From the entries that follow, extract each line holding the string "true".

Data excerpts
⁂
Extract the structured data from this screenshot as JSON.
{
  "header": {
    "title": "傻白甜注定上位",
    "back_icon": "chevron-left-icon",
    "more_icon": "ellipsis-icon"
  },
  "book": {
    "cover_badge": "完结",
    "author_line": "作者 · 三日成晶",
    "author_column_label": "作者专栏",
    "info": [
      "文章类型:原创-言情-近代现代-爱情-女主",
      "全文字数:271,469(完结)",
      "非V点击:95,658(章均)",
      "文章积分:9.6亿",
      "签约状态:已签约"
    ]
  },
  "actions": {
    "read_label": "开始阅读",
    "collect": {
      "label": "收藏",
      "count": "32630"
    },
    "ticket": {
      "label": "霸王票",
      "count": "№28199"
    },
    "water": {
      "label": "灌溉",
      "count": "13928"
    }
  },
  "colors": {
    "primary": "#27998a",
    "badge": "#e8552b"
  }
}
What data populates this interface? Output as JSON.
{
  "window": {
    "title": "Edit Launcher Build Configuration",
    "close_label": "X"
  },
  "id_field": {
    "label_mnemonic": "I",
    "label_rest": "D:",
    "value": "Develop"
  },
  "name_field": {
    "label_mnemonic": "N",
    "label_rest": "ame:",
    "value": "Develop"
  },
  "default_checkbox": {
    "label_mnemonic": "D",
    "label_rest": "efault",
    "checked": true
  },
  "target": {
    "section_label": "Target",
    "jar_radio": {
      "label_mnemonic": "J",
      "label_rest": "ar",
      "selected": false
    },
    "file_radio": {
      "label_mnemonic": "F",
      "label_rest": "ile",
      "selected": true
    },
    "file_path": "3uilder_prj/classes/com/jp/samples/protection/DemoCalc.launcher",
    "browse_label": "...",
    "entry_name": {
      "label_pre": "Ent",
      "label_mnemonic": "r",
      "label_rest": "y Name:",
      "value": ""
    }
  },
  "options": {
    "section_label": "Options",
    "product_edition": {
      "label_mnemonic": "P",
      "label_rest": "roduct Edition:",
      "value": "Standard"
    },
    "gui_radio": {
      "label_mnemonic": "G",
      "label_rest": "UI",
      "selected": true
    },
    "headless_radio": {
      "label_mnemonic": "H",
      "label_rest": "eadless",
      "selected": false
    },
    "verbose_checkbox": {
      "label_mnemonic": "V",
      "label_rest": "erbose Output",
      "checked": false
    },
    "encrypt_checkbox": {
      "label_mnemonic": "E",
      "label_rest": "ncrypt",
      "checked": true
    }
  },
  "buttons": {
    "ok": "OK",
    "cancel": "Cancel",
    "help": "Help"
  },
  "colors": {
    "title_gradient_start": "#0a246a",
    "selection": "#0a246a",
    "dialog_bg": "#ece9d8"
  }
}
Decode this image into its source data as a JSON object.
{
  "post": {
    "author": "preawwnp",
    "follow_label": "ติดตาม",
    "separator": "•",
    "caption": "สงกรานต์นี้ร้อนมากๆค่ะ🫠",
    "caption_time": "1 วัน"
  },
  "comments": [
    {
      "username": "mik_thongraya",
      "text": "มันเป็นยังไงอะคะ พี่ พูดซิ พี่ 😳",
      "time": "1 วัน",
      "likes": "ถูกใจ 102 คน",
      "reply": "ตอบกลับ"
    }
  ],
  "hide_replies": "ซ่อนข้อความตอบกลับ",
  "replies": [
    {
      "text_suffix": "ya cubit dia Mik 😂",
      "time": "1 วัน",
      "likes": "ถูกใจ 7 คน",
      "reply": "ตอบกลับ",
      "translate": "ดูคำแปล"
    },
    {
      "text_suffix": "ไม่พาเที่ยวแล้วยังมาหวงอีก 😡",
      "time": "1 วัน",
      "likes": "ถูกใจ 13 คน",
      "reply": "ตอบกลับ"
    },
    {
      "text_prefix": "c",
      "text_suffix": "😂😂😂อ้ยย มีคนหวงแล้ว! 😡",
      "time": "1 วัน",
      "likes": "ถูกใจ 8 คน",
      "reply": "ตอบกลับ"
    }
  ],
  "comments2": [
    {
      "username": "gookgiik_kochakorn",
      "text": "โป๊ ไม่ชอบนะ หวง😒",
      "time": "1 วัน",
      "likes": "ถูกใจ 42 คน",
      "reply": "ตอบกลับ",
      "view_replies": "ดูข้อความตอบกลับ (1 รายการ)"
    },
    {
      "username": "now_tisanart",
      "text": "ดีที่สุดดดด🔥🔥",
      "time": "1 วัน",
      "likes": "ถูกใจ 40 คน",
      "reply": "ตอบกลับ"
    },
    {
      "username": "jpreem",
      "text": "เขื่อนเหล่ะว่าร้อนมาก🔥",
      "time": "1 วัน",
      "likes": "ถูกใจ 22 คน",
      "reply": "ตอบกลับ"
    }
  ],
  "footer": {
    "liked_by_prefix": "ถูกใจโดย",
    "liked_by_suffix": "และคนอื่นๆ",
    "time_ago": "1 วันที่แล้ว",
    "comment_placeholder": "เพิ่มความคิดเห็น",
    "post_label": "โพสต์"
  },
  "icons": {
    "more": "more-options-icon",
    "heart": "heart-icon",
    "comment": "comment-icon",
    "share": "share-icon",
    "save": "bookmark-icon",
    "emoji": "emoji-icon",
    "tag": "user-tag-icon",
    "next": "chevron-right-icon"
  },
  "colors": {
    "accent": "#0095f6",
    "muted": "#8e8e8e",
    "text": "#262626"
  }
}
⁂
EXERCISE OUTPUT
    "checked": true
      "selected": true
      "selected": true
      "checked": true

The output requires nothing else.